-- start of MATERIALS PROVIDED --

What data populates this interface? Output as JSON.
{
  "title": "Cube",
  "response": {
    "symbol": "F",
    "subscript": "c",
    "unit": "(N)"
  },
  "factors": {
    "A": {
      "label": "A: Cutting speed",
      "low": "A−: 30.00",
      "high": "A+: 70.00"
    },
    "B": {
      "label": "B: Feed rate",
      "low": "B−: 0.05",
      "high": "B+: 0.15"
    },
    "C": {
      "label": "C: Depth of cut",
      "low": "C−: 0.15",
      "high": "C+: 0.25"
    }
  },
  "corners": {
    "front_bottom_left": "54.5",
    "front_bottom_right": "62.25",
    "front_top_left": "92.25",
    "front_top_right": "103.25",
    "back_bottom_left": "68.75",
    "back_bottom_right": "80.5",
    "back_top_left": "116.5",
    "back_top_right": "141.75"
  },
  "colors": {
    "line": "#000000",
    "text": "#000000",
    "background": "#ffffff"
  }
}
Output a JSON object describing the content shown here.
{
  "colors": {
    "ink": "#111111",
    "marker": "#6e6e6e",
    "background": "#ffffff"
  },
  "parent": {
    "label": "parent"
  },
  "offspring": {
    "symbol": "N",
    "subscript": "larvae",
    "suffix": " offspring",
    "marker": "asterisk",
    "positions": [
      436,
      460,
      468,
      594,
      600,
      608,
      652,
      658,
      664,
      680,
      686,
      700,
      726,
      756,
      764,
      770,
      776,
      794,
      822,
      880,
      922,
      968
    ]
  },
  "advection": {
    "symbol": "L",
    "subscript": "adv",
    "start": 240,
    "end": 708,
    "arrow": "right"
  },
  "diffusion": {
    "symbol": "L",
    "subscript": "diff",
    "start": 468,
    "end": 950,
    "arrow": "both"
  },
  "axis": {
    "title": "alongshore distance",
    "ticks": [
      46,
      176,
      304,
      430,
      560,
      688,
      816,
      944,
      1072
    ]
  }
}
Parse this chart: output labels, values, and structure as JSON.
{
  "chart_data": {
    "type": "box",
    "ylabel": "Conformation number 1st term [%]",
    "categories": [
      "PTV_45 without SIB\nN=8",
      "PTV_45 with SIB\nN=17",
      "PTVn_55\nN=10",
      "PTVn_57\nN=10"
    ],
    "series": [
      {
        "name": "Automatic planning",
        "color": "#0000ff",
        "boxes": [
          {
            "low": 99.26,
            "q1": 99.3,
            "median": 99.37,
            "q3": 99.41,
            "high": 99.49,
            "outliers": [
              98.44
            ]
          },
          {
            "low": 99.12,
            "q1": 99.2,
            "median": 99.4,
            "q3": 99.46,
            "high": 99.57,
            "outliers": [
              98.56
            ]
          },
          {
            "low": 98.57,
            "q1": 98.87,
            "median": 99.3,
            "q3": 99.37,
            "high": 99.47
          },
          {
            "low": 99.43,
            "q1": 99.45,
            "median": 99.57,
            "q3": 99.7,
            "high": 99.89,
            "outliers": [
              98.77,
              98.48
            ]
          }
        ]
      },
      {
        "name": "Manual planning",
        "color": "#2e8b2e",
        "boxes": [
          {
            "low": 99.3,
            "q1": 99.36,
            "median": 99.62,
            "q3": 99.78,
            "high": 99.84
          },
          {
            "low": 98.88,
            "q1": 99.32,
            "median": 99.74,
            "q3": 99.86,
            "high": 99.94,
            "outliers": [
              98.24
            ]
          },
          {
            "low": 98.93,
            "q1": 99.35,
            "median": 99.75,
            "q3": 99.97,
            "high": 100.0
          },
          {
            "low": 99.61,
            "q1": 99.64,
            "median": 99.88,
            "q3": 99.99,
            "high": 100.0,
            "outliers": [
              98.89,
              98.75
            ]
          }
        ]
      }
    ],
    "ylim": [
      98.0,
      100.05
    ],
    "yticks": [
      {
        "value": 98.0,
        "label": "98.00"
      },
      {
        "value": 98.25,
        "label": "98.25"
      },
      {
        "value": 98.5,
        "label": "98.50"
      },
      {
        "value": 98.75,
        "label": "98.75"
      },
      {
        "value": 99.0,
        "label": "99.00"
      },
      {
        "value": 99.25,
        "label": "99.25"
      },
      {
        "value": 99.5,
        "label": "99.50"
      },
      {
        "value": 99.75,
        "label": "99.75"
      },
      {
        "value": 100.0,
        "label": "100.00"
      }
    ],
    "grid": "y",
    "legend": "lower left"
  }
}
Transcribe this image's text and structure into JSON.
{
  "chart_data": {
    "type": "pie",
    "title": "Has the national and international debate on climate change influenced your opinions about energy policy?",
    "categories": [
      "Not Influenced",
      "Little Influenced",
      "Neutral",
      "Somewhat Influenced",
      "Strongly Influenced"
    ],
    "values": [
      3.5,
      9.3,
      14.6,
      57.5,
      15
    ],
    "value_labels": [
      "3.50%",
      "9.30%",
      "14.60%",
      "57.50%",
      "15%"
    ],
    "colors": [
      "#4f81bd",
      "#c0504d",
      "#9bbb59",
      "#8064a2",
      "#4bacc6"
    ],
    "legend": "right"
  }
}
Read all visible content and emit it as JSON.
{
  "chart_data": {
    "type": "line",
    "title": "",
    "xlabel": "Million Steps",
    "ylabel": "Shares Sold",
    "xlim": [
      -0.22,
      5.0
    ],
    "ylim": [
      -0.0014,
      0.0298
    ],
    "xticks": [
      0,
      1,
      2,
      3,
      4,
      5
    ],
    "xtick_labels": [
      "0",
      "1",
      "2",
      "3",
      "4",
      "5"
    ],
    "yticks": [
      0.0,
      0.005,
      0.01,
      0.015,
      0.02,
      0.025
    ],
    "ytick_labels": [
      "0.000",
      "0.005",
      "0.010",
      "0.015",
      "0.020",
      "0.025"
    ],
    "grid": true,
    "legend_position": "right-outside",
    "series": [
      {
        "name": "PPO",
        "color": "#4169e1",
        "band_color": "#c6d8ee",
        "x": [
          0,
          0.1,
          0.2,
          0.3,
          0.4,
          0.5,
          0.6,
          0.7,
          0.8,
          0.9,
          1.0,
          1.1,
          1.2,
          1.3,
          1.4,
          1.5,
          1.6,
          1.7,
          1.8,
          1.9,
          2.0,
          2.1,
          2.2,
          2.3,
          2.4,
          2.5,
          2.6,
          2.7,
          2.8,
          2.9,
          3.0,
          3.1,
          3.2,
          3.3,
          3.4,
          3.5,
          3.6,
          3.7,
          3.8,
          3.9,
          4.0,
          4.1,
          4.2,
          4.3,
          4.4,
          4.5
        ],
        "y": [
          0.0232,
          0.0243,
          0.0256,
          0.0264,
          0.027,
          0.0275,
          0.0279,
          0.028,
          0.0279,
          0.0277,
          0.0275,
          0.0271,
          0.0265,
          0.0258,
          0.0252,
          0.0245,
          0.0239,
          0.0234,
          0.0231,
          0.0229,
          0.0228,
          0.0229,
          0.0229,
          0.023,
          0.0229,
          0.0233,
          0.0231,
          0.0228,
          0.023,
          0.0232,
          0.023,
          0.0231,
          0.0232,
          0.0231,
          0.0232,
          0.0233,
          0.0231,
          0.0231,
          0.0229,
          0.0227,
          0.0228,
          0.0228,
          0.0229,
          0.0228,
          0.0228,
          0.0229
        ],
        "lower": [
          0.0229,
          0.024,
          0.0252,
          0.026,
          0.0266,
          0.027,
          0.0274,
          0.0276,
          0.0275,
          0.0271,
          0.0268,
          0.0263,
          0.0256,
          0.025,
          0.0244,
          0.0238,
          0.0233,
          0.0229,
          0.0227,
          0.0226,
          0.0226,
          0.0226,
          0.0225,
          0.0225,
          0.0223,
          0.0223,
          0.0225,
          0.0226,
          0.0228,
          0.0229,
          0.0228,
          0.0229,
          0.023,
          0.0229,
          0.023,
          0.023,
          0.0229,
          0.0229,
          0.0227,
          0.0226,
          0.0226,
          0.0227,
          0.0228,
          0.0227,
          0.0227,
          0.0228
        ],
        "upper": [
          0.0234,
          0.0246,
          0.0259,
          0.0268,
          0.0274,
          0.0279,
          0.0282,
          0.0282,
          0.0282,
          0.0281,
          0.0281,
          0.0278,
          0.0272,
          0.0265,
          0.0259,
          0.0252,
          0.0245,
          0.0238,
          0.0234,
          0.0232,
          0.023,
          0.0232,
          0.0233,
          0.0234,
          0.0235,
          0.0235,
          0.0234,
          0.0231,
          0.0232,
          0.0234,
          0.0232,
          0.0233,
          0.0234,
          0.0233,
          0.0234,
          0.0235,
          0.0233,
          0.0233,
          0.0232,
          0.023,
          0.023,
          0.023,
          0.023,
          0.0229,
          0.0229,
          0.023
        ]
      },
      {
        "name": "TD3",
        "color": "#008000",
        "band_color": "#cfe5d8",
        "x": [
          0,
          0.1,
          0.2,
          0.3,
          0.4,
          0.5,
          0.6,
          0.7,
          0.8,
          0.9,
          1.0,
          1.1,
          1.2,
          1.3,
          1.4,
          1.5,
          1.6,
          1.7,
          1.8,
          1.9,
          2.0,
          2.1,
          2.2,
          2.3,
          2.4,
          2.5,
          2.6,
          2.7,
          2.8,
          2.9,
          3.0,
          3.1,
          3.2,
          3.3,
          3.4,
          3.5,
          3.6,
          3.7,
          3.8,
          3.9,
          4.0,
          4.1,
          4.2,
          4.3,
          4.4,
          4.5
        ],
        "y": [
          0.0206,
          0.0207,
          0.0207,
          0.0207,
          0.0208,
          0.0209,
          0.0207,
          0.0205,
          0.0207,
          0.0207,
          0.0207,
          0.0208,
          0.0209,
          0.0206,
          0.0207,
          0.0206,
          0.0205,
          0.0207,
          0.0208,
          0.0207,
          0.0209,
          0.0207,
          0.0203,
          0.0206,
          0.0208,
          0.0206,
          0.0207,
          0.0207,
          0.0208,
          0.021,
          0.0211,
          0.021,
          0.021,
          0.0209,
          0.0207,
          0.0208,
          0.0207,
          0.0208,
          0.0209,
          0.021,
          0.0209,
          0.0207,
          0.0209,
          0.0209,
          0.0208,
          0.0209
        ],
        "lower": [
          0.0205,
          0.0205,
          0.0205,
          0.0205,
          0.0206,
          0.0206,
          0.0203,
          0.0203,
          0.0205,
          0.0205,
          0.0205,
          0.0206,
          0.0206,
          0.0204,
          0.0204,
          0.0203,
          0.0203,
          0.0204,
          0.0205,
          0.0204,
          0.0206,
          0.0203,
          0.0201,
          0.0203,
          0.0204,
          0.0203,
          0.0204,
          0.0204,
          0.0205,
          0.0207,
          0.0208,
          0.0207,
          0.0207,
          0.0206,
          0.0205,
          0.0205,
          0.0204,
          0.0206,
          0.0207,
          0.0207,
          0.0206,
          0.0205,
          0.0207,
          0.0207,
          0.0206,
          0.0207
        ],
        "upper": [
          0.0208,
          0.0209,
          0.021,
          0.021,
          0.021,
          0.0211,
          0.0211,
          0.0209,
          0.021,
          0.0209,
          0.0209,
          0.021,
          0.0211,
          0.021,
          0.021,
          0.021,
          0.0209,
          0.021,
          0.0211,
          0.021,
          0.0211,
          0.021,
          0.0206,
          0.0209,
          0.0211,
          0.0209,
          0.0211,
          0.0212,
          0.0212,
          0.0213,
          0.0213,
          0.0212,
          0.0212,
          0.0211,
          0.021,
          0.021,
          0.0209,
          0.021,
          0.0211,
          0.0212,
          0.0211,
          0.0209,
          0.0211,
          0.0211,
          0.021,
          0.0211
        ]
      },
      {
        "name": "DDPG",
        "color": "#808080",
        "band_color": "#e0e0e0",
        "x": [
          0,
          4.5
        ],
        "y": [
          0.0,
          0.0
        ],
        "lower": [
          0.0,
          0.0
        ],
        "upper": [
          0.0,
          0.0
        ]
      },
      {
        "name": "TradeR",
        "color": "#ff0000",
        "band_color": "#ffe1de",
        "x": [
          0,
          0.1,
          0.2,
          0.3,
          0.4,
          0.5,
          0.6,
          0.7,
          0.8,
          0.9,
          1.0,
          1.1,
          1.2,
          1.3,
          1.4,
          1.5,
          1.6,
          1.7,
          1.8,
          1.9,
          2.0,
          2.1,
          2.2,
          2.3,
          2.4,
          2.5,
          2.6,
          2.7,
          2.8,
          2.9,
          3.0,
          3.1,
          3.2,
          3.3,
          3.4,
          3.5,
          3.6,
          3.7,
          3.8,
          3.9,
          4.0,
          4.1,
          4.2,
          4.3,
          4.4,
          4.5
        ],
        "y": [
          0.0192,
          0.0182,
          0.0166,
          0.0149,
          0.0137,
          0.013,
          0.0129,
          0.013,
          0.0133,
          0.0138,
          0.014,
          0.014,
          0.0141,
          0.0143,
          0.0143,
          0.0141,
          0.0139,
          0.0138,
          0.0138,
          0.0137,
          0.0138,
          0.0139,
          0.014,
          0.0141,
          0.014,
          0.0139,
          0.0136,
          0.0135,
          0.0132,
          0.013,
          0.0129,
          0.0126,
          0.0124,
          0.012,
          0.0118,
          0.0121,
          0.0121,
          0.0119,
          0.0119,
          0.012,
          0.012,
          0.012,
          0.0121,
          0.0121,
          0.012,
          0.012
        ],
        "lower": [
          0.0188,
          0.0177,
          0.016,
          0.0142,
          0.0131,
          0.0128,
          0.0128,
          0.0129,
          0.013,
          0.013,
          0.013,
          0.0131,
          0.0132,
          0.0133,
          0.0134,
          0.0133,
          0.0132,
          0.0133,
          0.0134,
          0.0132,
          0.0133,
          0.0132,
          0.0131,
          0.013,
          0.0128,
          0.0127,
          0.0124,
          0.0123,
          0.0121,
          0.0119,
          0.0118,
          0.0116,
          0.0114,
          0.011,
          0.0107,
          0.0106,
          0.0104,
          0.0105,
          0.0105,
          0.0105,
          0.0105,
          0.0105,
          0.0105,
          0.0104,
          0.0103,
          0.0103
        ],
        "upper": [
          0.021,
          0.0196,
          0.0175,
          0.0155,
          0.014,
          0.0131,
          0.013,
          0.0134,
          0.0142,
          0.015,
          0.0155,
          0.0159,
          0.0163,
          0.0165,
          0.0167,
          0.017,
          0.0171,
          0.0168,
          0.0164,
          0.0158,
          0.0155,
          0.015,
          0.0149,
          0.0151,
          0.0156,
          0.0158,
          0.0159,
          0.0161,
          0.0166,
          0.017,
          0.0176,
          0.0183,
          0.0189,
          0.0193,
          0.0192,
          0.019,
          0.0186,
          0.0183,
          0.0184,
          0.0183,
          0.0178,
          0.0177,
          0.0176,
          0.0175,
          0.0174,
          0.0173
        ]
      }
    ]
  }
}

-- end of MATERIALS PROVIDED --

### GOAL
Extract lines where the string "this" occurs.

### EXPECTED ANSWER
What data populates this interface? Output as JSON.
Parse this chart: output labels, values, and structure as JSON.
Transcribe this image's text and structure into JSON.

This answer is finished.